→ GIVEN PROBLEM:
Count, in the entries, the lines with "values". Answer with the number only.

→ INFORMATION SHOWN:
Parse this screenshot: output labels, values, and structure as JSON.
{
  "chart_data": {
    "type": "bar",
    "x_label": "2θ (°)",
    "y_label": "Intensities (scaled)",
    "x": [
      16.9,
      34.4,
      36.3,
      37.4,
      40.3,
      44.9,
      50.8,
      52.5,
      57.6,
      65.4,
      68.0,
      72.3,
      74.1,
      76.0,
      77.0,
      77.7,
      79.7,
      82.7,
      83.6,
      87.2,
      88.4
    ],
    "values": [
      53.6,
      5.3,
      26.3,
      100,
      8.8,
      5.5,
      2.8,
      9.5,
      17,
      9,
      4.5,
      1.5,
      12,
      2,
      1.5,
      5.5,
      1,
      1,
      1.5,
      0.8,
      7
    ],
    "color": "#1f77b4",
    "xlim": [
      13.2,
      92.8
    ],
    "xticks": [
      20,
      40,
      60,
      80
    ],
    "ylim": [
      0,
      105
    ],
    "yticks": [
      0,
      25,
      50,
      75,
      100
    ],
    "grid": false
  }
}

→ RIGHT ANSWER:
2